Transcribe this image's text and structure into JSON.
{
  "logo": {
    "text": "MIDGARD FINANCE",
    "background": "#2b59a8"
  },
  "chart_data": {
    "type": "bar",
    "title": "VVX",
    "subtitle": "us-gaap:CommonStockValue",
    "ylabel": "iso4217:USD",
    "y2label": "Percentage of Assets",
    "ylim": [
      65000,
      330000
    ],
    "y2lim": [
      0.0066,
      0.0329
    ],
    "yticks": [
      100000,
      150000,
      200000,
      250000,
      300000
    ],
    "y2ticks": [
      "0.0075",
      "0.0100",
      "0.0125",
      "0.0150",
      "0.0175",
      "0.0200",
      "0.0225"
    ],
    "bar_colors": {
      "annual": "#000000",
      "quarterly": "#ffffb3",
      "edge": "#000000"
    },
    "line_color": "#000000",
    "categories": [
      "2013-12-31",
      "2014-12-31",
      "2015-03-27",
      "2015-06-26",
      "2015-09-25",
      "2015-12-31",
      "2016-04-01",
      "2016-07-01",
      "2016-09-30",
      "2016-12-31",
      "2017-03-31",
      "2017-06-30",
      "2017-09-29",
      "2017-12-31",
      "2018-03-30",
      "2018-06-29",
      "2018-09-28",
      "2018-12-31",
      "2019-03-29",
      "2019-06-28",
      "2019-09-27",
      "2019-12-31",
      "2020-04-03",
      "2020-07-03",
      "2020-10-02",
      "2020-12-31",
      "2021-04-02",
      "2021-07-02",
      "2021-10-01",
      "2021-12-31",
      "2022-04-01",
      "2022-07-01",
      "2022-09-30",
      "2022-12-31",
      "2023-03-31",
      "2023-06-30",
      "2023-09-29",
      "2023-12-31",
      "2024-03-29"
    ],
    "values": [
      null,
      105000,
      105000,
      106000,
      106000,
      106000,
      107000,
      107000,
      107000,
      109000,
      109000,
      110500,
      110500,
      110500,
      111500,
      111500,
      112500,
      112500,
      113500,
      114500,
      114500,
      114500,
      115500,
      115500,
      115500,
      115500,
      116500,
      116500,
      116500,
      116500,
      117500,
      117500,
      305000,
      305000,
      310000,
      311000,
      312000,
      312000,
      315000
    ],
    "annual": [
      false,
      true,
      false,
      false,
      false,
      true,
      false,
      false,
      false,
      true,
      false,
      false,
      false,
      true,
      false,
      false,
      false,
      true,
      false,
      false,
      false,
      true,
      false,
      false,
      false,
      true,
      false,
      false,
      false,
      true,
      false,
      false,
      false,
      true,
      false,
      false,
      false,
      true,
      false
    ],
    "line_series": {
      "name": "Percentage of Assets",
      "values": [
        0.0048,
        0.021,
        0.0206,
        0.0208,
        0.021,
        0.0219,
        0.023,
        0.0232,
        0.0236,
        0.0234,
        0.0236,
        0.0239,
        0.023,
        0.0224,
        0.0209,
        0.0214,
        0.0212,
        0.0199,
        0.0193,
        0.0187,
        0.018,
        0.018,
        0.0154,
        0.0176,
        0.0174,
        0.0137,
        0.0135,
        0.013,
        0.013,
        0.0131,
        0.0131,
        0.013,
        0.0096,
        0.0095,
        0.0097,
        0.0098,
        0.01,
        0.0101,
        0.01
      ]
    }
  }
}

- - -

WRITTEN EXERCISE:
Say how many lines of the data hold the string "Assets". Reply with the number alone.

COMPLETE RESPONSE:
2